▶ _Stated exercise_: Retype the material that follows, keeping every word as it is.
• • • • • • •
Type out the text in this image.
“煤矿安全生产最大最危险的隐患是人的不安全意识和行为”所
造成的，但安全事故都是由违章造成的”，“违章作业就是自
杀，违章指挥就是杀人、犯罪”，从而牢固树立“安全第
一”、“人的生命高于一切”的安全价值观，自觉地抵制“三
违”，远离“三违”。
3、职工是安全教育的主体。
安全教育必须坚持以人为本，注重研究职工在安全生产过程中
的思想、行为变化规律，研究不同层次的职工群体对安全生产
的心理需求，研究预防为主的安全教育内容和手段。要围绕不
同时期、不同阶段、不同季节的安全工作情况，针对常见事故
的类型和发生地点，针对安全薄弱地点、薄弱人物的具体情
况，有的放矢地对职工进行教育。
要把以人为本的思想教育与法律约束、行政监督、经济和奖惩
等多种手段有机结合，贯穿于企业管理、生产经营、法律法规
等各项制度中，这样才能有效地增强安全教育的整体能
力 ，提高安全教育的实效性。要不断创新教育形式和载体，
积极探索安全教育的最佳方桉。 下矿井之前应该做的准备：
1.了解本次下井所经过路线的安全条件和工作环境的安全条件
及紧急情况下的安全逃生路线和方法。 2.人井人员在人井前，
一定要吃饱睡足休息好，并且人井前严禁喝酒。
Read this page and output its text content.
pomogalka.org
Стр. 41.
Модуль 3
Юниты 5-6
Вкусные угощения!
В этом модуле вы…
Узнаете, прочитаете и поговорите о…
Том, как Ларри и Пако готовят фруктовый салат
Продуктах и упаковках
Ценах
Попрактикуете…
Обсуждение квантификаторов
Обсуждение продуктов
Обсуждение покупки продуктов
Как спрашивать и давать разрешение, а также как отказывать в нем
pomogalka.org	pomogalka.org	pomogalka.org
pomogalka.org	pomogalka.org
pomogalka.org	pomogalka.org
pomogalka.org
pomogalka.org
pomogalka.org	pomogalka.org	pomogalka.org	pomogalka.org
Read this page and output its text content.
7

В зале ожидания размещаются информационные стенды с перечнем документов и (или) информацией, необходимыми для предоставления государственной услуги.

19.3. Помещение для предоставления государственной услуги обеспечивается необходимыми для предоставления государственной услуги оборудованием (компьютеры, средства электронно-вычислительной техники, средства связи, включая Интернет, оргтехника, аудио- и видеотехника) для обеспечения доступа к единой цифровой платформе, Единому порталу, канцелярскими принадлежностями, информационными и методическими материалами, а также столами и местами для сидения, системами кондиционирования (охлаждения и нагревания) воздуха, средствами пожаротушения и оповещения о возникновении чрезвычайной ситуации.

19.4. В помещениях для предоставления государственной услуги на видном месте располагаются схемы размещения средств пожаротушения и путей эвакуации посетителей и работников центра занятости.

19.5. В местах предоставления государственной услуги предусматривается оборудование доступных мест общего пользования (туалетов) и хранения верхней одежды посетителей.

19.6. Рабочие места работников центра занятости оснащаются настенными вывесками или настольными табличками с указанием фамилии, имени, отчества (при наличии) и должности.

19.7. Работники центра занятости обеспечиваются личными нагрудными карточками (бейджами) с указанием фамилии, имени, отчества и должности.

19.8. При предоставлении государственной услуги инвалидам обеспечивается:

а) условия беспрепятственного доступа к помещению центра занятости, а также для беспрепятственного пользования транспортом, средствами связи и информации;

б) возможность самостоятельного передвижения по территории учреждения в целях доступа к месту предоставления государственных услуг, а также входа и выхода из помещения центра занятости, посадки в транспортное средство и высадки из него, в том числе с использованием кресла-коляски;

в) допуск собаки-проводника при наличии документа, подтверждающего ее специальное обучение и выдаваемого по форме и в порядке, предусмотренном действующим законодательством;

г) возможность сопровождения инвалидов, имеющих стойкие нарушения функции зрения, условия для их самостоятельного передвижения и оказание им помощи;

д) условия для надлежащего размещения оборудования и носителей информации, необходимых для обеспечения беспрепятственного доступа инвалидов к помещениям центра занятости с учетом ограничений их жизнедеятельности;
• • • • • • •
▶ _Solution to this task_:
Type out the text in this image.
“煤矿安全生产最大最危险的隐患是人的不安全意识和行为”所
造成的，但安全事故都是由违章造成的”，“违章作业就是自
杀，违章指挥就是杀人、犯罪”，从而牢固树立“安全第
一”、“人的生命高于一切”的安全价值观，自觉地抵制“三
违”，远离“三违”。
3、职工是安全教育的主体。
安全教育必须坚持以人为本，注重研究职工在安全生产过程中
的思想、行为变化规律，研究不同层次的职工群体对安全生产
的心理需求，研究预防为主的安全教育内容和手段。要围绕不
同时期、不同阶段、不同季节的安全工作情况，针对常见事故
的类型和发生地点，针对安全薄弱地点、薄弱人物的具体情
况，有的放矢地对职工进行教育。
要把以人为本的思想教育与法律约束、行政监督、经济和奖惩
等多种手段有机结合，贯穿于企业管理、生产经营、法律法规
等各项制度中，这样才能有效地增强安全教育的整体能
力 ，提高安全教育的实效性。要不断创新教育形式和载体，
积极探索安全教育的最佳方桉。 下矿井之前应该做的准备：
1.了解本次下井所经过路线的安全条件和工作环境的安全条件
及紧急情况下的安全逃生路线和方法。 2.人井人员在人井前，
一定要吃饱睡足休息好，并且人井前严禁喝酒。
Read this page and output its text content.
pomogalka.org
Стр. 41.
Модуль 3
Юниты 5-6
Вкусные угощения!
В этом модуле вы…
Узнаете, прочитаете и поговорите о…
Том, как Ларри и Пако готовят фруктовый салат
Продуктах и упаковках
Ценах
Попрактикуете…
Обсуждение квантификаторов
Обсуждение продуктов
Обсуждение покупки продуктов
Как спрашивать и давать разрешение, а также как отказывать в нем
pomogalka.org	pomogalka.org	pomogalka.org
pomogalka.org	pomogalka.org
pomogalka.org	pomogalka.org
pomogalka.org
pomogalka.org
pomogalka.org	pomogalka.org	pomogalka.org	pomogalka.org
Read this page and output its text content.
7

В зале ожидания размещаются информационные стенды с перечнем документов и (или) информацией, необходимыми для предоставления государственной услуги.

19.3. Помещение для предоставления государственной услуги обеспечивается необходимыми для предоставления государственной услуги оборудованием (компьютеры, средства электронно-вычислительной техники, средства связи, включая Интернет, оргтехника, аудио- и видеотехника) для обеспечения доступа к единой цифровой платформе, Единому порталу, канцелярскими принадлежностями, информационными и методическими материалами, а также столами и местами для сидения, системами кондиционирования (охлаждения и нагревания) воздуха, средствами пожаротушения и оповещения о возникновении чрезвычайной ситуации.

19.4. В помещениях для предоставления государственной услуги на видном месте располагаются схемы размещения средств пожаротушения и путей эвакуации посетителей и работников центра занятости.

19.5. В местах предоставления государственной услуги предусматривается оборудование доступных мест общего пользования (туалетов) и хранения верхней одежды посетителей.

19.6. Рабочие места работников центра занятости оснащаются настенными вывесками или настольными табличками с указанием фамилии, имени, отчества (при наличии) и должности.

19.7. Работники центра занятости обеспечиваются личными нагрудными карточками (бейджами) с указанием фамилии, имени, отчества и должности.

19.8. При предоставлении государственной услуги инвалидам обеспечивается:

а) условия беспрепятственного доступа к помещению центра занятости, а также для беспрепятственного пользования транспортом, средствами связи и информации;

б) возможность самостоятельного передвижения по территории учреждения в целях доступа к месту предоставления государственных услуг, а также входа и выхода из помещения центра занятости, посадки в транспортное средство и высадки из него, в том числе с использованием кресла-коляски;

в) допуск собаки-проводника при наличии документа, подтверждающего ее специальное обучение и выдаваемого по форме и в порядке, предусмотренном действующим законодательством;

г) возможность сопровождения инвалидов, имеющих стойкие нарушения функции зрения, условия для их самостоятельного передвижения и оказание им помощи;

д) условия для надлежащего размещения оборудования и носителей информации, необходимых для обеспечения беспрепятственного доступа инвалидов к помещениям центра занятости с учетом ограничений их жизнедеятельности;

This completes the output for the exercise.